(Exercise instructions): Show all lines from the listing below that contain "title".

---------- Data to use

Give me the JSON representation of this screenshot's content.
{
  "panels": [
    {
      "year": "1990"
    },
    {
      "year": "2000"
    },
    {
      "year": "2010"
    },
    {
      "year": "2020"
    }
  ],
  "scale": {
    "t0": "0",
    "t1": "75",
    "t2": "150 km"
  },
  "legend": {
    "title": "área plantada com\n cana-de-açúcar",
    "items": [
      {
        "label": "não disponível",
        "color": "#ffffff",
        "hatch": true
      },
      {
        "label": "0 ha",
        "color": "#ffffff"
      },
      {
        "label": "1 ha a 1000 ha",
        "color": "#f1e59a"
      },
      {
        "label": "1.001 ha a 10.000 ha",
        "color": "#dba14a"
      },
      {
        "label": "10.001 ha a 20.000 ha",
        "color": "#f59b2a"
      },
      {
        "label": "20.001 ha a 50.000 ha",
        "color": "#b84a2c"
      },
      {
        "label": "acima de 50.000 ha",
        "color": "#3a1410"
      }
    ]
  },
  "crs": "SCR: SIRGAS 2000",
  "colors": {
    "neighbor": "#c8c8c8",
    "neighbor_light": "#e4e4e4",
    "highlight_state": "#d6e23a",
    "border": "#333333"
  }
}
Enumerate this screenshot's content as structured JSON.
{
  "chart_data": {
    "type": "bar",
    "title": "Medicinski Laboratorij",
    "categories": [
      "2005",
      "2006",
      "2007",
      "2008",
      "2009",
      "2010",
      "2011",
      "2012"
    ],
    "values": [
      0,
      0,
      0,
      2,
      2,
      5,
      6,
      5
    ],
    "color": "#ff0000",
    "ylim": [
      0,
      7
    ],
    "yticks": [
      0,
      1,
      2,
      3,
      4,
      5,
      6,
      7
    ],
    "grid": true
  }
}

--------------------

(Output for this exercise):
    "title": "área plantada com\n cana-de-açúcar",
    "title": "Medicinski Laboratorij",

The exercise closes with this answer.